Give the number of lines that contain the string "趣味娯楽が多い月", and nothing else.

Chart and figure data
++++++

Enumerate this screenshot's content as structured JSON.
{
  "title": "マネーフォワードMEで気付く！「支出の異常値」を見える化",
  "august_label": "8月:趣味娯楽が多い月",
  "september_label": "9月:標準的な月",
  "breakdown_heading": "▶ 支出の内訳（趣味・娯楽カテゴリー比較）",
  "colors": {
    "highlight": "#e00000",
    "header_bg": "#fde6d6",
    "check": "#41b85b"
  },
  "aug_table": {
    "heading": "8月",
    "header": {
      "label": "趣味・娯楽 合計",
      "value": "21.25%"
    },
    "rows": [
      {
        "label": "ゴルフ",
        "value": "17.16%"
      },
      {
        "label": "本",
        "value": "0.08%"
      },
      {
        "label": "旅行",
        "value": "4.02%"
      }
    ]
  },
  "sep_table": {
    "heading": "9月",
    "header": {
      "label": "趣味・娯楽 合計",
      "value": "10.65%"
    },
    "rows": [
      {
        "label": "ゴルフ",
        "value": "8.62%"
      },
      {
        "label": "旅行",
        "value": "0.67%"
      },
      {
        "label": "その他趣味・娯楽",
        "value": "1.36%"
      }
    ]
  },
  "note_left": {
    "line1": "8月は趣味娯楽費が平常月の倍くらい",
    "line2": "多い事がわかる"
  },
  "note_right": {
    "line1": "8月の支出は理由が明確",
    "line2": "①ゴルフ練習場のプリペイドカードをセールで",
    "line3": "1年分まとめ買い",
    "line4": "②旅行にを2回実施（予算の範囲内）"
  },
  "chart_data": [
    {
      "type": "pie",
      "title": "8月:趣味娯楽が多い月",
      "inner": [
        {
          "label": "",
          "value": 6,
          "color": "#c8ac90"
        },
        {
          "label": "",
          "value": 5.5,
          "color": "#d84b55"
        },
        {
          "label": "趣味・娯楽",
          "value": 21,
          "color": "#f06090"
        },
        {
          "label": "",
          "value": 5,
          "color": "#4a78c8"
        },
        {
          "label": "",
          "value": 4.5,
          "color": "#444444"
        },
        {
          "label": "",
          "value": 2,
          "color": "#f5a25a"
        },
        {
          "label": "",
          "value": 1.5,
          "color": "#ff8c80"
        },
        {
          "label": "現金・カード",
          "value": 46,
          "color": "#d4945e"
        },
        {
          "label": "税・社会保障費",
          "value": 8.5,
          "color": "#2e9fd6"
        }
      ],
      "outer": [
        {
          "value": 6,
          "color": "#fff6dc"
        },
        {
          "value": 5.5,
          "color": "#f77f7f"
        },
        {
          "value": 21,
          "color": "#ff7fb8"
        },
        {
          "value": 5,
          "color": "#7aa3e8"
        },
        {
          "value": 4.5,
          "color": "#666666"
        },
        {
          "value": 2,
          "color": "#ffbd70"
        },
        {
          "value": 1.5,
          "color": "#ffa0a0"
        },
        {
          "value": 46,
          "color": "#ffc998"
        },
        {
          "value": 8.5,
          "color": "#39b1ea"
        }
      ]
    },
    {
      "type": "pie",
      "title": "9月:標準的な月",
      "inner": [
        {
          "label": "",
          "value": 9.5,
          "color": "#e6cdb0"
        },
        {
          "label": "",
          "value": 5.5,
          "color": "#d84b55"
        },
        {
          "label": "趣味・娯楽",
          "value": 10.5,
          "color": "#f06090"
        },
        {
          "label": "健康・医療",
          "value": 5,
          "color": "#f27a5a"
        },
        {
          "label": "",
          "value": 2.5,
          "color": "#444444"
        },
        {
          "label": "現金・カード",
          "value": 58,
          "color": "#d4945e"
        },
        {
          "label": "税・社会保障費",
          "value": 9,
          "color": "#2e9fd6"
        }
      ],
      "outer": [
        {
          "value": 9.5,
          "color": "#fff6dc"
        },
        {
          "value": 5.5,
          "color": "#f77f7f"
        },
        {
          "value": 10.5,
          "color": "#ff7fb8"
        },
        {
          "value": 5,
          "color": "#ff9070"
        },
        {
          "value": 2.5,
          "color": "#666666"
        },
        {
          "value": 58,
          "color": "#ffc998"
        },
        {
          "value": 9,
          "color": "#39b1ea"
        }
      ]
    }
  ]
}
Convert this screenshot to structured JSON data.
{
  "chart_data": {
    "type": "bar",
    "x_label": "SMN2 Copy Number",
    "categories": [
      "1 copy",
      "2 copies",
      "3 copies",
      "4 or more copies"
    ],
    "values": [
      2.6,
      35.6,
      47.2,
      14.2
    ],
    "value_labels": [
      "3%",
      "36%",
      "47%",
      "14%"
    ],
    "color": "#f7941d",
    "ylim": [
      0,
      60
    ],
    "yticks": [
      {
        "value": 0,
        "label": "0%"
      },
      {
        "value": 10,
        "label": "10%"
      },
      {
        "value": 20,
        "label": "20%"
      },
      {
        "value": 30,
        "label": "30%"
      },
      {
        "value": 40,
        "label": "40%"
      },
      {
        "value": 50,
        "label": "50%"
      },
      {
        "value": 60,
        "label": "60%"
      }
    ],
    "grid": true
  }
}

++++++

Right answer: 2